**Description of the task**
Copy every one of the following records line for line, with no changes.

╔══

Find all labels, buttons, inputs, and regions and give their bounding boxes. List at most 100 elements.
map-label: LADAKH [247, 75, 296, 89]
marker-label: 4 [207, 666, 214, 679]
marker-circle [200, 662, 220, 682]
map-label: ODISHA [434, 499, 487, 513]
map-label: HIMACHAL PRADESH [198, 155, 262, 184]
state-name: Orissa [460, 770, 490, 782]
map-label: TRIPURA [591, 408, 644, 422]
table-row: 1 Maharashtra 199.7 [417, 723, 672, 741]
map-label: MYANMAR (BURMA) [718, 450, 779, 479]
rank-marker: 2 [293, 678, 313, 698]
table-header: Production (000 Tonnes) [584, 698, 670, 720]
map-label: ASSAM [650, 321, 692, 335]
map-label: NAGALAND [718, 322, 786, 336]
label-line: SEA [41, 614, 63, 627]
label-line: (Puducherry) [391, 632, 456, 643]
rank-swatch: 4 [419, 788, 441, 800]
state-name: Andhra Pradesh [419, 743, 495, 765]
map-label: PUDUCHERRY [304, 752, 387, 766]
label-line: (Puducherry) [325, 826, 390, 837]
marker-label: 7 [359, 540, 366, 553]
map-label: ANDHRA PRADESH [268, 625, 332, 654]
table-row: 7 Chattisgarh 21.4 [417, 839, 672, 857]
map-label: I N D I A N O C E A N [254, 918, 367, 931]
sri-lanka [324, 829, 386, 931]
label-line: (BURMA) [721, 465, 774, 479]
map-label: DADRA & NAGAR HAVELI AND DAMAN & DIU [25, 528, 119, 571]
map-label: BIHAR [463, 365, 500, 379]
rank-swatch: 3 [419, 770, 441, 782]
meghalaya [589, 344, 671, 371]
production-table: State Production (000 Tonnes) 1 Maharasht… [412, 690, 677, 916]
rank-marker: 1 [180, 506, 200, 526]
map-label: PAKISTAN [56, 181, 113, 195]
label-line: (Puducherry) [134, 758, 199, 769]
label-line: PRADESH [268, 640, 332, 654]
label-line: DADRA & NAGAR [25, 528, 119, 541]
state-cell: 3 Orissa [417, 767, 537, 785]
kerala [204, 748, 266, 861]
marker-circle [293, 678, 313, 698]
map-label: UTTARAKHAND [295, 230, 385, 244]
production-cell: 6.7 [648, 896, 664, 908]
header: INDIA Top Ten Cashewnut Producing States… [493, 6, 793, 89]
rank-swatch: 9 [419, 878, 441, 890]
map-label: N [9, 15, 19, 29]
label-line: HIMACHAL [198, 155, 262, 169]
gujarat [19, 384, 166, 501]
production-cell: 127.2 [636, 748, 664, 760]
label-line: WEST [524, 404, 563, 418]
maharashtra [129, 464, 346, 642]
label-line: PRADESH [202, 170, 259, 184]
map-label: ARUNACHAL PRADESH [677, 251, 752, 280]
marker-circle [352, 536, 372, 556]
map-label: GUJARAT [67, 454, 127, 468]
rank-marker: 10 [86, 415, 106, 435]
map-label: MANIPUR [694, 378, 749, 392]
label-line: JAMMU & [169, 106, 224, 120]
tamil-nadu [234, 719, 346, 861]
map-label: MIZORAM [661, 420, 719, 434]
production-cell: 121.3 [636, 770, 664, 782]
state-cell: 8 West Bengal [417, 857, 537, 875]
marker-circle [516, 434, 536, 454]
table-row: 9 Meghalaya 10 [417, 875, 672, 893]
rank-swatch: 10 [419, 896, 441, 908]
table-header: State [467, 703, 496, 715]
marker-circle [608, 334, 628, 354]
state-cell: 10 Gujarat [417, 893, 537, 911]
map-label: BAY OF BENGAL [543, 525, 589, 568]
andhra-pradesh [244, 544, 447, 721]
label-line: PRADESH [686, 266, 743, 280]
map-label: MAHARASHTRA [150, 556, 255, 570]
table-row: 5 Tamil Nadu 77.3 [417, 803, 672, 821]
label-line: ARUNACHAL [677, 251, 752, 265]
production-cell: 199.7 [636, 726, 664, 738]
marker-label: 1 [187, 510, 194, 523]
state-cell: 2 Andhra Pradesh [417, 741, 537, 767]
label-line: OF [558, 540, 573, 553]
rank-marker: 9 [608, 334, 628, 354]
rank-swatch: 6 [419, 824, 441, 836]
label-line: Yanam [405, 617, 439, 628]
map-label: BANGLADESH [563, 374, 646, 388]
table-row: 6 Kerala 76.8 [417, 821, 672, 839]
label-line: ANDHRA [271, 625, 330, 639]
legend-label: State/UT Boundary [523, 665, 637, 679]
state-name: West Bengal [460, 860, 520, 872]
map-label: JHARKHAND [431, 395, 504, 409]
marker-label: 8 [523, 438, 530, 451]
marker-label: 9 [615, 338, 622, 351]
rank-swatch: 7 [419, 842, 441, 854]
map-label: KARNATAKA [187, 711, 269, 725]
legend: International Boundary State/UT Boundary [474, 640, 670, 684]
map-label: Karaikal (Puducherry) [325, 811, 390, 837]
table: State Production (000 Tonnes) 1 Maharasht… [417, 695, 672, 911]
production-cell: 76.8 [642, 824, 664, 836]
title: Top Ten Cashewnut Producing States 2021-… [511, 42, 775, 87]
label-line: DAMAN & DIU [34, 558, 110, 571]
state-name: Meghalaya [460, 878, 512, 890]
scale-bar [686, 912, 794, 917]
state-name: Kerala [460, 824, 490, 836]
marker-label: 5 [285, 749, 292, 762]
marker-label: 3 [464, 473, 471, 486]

╚══

**Worked answer**
Find all labels, buttons, inputs, and regions and give their bounding boxes. List at most 100 elements.
map-label: LADAKH [247, 75, 296, 89]
marker-label: 4 [207, 666, 214, 679]
marker-circle [200, 662, 220, 682]
map-label: ODISHA [434, 499, 487, 513]
map-label: HIMACHAL PRADESH [198, 155, 262, 184]
state-name: Orissa [460, 770, 490, 782]
map-label: TRIPURA [591, 408, 644, 422]
table-row: 1 Maharashtra 199.7 [417, 723, 672, 741]
map-label: MYANMAR (BURMA) [718, 450, 779, 479]
rank-marker: 2 [293, 678, 313, 698]
table-header: Production (000 Tonnes) [584, 698, 670, 720]
map-label: ASSAM [650, 321, 692, 335]
map-label: NAGALAND [718, 322, 786, 336]
label-line: SEA [41, 614, 63, 627]
label-line: (Puducherry) [391, 632, 456, 643]
rank-swatch: 4 [419, 788, 441, 800]
state-name: Andhra Pradesh [419, 743, 495, 765]
map-label: PUDUCHERRY [304, 752, 387, 766]
label-line: (Puducherry) [325, 826, 390, 837]
marker-label: 7 [359, 540, 366, 553]
map-label: ANDHRA PRADESH [268, 625, 332, 654]
table-row: 7 Chattisgarh 21.4 [417, 839, 672, 857]
map-label: I N D I A N O C E A N [254, 918, 367, 931]
sri-lanka [324, 829, 386, 931]
label-line: (BURMA) [721, 465, 774, 479]
map-label: DADRA & NAGAR HAVELI AND DAMAN & DIU [25, 528, 119, 571]
map-label: BIHAR [463, 365, 500, 379]
rank-swatch: 3 [419, 770, 441, 782]
meghalaya [589, 344, 671, 371]
production-table: State Production (000 Tonnes) 1 Maharasht… [412, 690, 677, 916]
rank-marker: 1 [180, 506, 200, 526]
map-label: PAKISTAN [56, 181, 113, 195]
label-line: (Puducherry) [134, 758, 199, 769]
label-line: PRADESH [268, 640, 332, 654]
label-line: DADRA & NAGAR [25, 528, 119, 541]
state-cell: 3 Orissa [417, 767, 537, 785]
kerala [204, 748, 266, 861]
marker-circle [293, 678, 313, 698]
map-label: UTTARAKHAND [295, 230, 385, 244]
production-cell: 6.7 [648, 896, 664, 908]
header: INDIA Top Ten Cashewnut Producing States… [493, 6, 793, 89]
rank-swatch: 9 [419, 878, 441, 890]
map-label: N [9, 15, 19, 29]
label-line: HIMACHAL [198, 155, 262, 169]
gujarat [19, 384, 166, 501]
production-cell: 127.2 [636, 748, 664, 760]
label-line: WEST [524, 404, 563, 418]
maharashtra [129, 464, 346, 642]
label-line: PRADESH [202, 170, 259, 184]
map-label: ARUNACHAL PRADESH [677, 251, 752, 280]
marker-circle [352, 536, 372, 556]
map-label: GUJARAT [67, 454, 127, 468]
rank-marker: 10 [86, 415, 106, 435]
map-label: MANIPUR [694, 378, 749, 392]
label-line: JAMMU & [169, 106, 224, 120]
tamil-nadu [234, 719, 346, 861]
map-label: MIZORAM [661, 420, 719, 434]
production-cell: 121.3 [636, 770, 664, 782]
state-cell: 8 West Bengal [417, 857, 537, 875]
marker-circle [516, 434, 536, 454]
table-row: 9 Meghalaya 10 [417, 875, 672, 893]
rank-swatch: 10 [419, 896, 441, 908]
table-header: State [467, 703, 496, 715]
marker-circle [608, 334, 628, 354]
state-cell: 10 Gujarat [417, 893, 537, 911]
map-label: BAY OF BENGAL [543, 525, 589, 568]
andhra-pradesh [244, 544, 447, 721]
label-line: PRADESH [686, 266, 743, 280]
map-label: MAHARASHTRA [150, 556, 255, 570]
table-row: 5 Tamil Nadu 77.3 [417, 803, 672, 821]
label-line: ARUNACHAL [677, 251, 752, 265]
production-cell: 199.7 [636, 726, 664, 738]
marker-label: 1 [187, 510, 194, 523]
state-cell: 2 Andhra Pradesh [417, 741, 537, 767]
label-line: OF [558, 540, 573, 553]
rank-marker: 9 [608, 334, 628, 354]
rank-swatch: 6 [419, 824, 441, 836]
label-line: Yanam [405, 617, 439, 628]
map-label: BANGLADESH [563, 374, 646, 388]
table-row: 6 Kerala 76.8 [417, 821, 672, 839]
label-line: ANDHRA [271, 625, 330, 639]
legend-label: State/UT Boundary [523, 665, 637, 679]
state-name: West Bengal [460, 860, 520, 872]
map-label: JHARKHAND [431, 395, 504, 409]
marker-label: 8 [523, 438, 530, 451]
marker-label: 9 [615, 338, 622, 351]
rank-swatch: 7 [419, 842, 441, 854]
map-label: KARNATAKA [187, 711, 269, 725]
legend: International Boundary State/UT Boundary [474, 640, 670, 684]
map-label: Karaikal (Puducherry) [325, 811, 390, 837]
table: State Production (000 Tonnes) 1 Maharasht… [417, 695, 672, 911]
production-cell: 76.8 [642, 824, 664, 836]
title: Top Ten Cashewnut Producing States 2021-… [511, 42, 775, 87]
label-line: DAMAN & DIU [34, 558, 110, 571]
state-name: Meghalaya [460, 878, 512, 890]
scale-bar [686, 912, 794, 917]
state-name: Kerala [460, 824, 490, 836]
marker-label: 5 [285, 749, 292, 762]
marker-label: 3 [464, 473, 471, 486]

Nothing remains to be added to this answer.